Stated task →
Within the records that follow, find every line containing the string "value". Copy those lines.

Input rows →

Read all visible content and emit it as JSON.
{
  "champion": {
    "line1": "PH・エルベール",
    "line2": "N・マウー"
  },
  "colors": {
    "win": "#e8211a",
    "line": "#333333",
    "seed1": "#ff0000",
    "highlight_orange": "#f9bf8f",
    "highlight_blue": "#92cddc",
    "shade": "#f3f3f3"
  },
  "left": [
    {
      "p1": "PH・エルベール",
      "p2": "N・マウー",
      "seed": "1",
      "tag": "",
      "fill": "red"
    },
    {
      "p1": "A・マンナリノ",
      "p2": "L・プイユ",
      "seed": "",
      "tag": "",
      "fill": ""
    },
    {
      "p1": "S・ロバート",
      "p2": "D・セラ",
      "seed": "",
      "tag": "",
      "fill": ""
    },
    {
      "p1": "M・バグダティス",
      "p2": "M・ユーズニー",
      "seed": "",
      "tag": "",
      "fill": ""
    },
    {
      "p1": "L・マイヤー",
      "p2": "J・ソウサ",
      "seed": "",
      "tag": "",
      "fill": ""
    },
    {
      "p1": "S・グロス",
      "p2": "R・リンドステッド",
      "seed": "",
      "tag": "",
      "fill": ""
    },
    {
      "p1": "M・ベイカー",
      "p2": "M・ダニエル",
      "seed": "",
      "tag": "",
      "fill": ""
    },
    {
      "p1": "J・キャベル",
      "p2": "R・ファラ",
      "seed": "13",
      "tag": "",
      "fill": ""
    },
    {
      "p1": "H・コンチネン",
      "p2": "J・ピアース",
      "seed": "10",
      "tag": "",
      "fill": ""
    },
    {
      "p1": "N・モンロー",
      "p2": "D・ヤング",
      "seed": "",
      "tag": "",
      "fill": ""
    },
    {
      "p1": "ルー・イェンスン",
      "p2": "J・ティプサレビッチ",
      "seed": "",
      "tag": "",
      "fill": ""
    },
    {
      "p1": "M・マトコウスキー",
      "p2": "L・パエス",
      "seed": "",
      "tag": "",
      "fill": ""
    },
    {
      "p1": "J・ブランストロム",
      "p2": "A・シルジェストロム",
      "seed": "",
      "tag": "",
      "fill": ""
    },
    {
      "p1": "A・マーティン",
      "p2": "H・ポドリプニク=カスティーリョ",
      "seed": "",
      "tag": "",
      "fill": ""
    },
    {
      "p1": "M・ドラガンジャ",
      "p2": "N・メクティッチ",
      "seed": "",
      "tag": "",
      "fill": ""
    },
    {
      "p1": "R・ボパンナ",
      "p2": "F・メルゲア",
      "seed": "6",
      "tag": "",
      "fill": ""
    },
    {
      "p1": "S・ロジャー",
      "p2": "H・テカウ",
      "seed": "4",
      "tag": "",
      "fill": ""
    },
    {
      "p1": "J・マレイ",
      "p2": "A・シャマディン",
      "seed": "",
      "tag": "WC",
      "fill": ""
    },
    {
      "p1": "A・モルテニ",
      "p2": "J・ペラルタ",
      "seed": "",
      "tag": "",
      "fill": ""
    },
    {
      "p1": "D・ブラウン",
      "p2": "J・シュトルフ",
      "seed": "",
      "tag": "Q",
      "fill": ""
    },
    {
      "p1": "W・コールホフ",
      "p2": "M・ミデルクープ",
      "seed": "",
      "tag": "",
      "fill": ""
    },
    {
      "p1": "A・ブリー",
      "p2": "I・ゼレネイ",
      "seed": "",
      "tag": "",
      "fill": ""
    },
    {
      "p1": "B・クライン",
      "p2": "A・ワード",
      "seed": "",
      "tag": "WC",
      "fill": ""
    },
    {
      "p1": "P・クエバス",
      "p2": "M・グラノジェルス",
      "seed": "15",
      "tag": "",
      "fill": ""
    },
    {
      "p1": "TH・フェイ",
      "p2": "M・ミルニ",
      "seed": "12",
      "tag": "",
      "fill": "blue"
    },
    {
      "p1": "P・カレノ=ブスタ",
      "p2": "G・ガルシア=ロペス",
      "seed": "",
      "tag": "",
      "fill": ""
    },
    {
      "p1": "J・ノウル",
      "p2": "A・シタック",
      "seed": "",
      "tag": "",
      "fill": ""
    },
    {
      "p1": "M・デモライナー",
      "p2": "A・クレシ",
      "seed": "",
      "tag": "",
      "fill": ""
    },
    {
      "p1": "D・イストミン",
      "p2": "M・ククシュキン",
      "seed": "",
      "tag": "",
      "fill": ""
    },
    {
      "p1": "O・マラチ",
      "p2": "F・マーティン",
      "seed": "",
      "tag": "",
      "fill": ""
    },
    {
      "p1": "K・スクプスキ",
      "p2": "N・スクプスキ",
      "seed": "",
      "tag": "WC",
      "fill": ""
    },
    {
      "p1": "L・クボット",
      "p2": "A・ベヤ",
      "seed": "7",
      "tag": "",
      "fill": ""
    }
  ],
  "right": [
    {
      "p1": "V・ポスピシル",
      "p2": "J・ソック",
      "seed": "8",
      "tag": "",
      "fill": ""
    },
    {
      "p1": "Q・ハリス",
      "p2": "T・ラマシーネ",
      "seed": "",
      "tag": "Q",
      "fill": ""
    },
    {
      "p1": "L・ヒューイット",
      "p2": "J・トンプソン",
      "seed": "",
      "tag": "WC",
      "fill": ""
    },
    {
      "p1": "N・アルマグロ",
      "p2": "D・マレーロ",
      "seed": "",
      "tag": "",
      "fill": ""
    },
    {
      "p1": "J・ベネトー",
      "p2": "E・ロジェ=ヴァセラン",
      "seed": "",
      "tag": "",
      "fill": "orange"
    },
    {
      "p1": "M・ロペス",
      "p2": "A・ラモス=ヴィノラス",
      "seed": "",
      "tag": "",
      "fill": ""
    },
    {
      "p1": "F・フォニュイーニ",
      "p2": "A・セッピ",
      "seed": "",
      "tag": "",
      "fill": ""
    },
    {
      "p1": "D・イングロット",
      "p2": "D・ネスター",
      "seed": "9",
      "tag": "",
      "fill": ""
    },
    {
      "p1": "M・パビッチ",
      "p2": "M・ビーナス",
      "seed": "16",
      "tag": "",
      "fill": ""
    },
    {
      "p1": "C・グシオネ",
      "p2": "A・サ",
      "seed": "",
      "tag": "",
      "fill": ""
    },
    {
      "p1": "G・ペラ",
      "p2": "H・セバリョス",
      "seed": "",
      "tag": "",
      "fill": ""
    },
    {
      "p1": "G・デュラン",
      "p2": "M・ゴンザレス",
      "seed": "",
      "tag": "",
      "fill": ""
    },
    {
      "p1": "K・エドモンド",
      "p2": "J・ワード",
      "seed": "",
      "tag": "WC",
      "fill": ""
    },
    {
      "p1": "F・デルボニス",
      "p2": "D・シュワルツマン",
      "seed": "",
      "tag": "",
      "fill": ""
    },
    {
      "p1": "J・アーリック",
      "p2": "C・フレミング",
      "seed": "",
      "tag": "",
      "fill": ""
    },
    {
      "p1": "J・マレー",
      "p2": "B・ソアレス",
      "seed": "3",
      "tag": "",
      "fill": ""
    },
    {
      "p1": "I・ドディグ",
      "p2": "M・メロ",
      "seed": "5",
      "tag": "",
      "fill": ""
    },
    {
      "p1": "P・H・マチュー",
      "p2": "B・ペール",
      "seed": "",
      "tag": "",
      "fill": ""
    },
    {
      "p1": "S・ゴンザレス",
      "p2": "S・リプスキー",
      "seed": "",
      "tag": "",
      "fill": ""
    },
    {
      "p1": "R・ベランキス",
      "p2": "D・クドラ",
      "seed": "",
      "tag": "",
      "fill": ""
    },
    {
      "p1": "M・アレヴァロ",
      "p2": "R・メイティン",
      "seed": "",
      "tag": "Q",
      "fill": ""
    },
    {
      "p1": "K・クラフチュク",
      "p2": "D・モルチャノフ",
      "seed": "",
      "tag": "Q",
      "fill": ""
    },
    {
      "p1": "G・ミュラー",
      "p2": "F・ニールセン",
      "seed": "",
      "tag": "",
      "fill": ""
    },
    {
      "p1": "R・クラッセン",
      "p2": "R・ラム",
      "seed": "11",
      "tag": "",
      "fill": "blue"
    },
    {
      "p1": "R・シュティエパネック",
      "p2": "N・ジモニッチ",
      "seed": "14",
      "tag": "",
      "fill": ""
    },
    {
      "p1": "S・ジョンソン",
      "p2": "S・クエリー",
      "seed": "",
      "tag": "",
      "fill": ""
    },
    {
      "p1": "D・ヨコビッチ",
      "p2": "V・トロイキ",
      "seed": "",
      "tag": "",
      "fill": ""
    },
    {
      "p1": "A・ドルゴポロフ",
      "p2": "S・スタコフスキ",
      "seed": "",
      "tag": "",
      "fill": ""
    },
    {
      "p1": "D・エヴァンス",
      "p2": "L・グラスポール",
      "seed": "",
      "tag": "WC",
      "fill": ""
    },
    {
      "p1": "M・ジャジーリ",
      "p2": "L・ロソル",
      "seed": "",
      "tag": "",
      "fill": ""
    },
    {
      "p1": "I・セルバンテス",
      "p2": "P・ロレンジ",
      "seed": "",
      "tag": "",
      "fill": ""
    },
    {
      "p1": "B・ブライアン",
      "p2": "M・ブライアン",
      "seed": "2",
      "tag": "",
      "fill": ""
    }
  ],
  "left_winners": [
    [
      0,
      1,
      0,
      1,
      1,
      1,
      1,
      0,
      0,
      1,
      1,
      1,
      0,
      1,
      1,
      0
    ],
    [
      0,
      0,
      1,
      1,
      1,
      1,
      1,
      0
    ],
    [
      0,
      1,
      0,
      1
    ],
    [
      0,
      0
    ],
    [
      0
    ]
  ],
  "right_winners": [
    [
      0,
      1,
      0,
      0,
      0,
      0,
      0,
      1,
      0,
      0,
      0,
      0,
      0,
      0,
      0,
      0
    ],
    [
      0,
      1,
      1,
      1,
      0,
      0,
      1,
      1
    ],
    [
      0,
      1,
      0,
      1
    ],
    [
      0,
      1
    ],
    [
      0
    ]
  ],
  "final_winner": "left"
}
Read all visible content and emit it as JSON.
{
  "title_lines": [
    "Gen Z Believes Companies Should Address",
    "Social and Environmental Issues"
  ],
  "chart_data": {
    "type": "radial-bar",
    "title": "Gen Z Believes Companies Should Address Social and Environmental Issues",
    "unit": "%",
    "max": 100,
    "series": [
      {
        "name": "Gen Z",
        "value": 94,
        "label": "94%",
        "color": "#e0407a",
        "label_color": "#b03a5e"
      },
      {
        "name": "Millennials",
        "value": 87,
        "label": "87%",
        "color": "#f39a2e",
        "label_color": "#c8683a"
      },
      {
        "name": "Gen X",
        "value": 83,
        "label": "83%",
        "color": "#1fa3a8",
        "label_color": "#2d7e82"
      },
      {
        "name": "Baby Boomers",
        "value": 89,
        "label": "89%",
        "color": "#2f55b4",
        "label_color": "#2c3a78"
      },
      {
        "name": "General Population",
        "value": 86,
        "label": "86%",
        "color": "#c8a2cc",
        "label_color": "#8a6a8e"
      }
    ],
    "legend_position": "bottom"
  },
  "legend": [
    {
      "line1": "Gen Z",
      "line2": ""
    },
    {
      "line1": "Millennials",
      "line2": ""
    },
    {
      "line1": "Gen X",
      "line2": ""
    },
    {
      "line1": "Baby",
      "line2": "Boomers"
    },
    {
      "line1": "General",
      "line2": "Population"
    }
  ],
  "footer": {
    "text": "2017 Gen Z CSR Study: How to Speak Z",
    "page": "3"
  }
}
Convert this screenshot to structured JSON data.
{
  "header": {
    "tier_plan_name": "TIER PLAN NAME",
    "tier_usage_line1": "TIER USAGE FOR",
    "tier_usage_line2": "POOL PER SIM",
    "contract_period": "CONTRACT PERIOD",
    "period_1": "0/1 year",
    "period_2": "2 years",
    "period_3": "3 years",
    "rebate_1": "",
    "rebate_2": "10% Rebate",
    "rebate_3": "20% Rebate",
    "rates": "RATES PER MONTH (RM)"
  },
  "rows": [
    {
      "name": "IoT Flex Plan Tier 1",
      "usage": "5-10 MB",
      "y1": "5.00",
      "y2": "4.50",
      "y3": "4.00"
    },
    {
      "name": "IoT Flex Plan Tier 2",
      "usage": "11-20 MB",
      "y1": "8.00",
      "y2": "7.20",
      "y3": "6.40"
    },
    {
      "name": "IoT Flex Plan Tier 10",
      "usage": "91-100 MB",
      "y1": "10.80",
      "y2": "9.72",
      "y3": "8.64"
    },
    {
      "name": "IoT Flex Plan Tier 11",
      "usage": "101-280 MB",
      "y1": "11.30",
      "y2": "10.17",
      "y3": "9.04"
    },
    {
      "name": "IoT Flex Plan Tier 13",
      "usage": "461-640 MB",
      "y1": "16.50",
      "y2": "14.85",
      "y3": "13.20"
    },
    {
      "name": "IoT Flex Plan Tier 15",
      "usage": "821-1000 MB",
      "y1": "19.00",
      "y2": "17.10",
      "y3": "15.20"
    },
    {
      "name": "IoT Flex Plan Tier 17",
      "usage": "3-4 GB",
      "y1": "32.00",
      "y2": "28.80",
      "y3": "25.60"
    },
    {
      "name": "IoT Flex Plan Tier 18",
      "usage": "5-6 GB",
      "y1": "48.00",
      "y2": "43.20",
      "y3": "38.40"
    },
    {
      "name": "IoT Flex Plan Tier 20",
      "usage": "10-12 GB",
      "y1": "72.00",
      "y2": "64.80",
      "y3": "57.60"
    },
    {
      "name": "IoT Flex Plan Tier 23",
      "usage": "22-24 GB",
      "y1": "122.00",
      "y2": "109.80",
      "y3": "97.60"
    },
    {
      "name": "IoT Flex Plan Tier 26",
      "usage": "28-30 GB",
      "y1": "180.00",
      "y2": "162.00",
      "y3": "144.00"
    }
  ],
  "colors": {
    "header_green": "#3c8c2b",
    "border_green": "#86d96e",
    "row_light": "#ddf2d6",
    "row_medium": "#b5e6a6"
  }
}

The reply →
        "value": 94,
        "value": 87,
        "value": 83,
        "value": 89,
        "value": 86,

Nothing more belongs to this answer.